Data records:
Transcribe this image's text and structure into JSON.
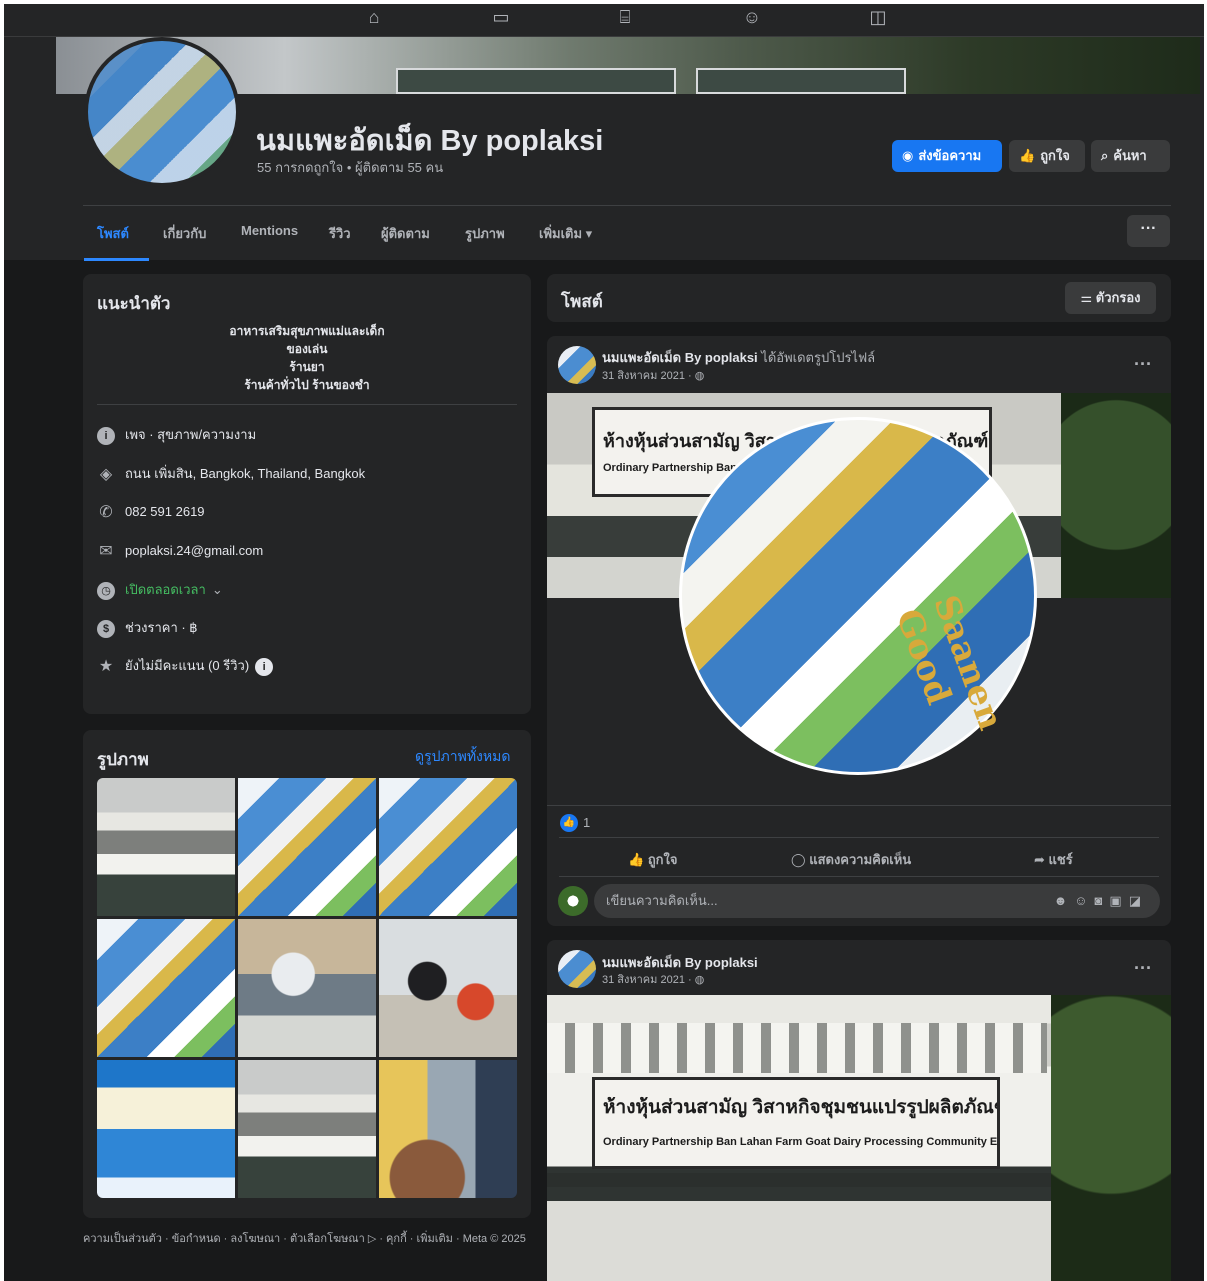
{
  "topnav": {
    "icons": [
      "home-icon",
      "video-icon",
      "marketplace-icon",
      "groups-icon",
      "gaming-icon"
    ]
  },
  "page": {
    "name": "นมแพะอัดเม็ด By poplaksi",
    "stats": "55 การกดถูกใจ • ผู้ติดตาม 55 คน",
    "buttons": {
      "message": "ส่งข้อความ",
      "like": "ถูกใจ",
      "search": "ค้นหา"
    }
  },
  "tabs": [
    "โพสต์",
    "เกี่ยวกับ",
    "Mentions",
    "รีวิว",
    "ผู้ติดตาม",
    "รูปภาพ",
    "เพิ่มเติม ▾"
  ],
  "more_label": "···",
  "intro": {
    "title": "แนะนำตัว",
    "bio": [
      "อาหารเสริมสุขภาพแม่และเด็ก",
      "ของเล่น",
      "ร้านยา",
      "ร้านค้าทั่วไป ร้านของชำ"
    ],
    "rows": {
      "category": "เพจ · สุขภาพ/ความงาม",
      "address": "ถนน เพิ่มสิน, Bangkok, Thailand, Bangkok",
      "phone": "082 591 2619",
      "email": "poplaksi.24@gmail.com",
      "hours": "เปิดตลอดเวลา",
      "price": "ช่วงราคา · ฿",
      "rating": "ยังไม่มีคะแนน (0 รีวิว)"
    }
  },
  "photos": {
    "title": "รูปภาพ",
    "see_all": "ดูรูปภาพทั้งหมด"
  },
  "footer": "ความเป็นส่วนตัว · ข้อกำหนด · ลงโฆษณา · ตัวเลือกโฆษณา ▷ · คุกกี้ · เพิ่มเติม · Meta © 2025",
  "posts_section": {
    "title": "โพสต์",
    "filter_label": "ตัวกรอง"
  },
  "post1": {
    "author": "นมแพะอัดเม็ด By poplaksi",
    "action": "ได้อัพเดตรูปโปรไฟล์",
    "date": "31 สิงหาคม 2021 · ",
    "privacy_icon": "globe-icon",
    "sign_text": "ห้างหุ้นส่วนสามัญ วิสาหกิจชุมชนแปรรูปผลิตภัณฑ์นมแพะบ้านละหารฟาร์ม",
    "sign_text_en": "Ordinary Partnership Ban",
    "product_text": "Saanen Good",
    "like_count": "1",
    "actions": {
      "like": "ถูกใจ",
      "comment": "แสดงความคิดเห็น",
      "share": "แชร์"
    },
    "comment_placeholder": "เขียนความคิดเห็น..."
  },
  "post2": {
    "author": "นมแพะอัดเม็ด By poplaksi",
    "date": "31 สิงหาคม 2021 · ",
    "sign_line1": "ห้างหุ้นส่วนสามัญ วิสาหกิจชุมชนแปรรูปผลิตภัณฑ์นมแพะบ้านละหารฟาร์ม",
    "sign_line2": "Ordinary Partnership Ban Lahan Farm Goat Dairy Processing Community Enterprise"
  },
  "colors": {
    "accent": "#1877f2",
    "link": "#2d88ff",
    "background": "#18191a",
    "card": "#242526",
    "open_status": "#45bd62"
  }
}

→ **Problem statement**:
Every line in the data that holds "Ordinary" should be copied out.

→ **Output of the exercise**:
    "sign_text_en": "Ordinary Partnership Ban",
    "sign_line2": "Ordinary Partnership Ban Lahan Farm Goat Dairy Processing Community Enterprise"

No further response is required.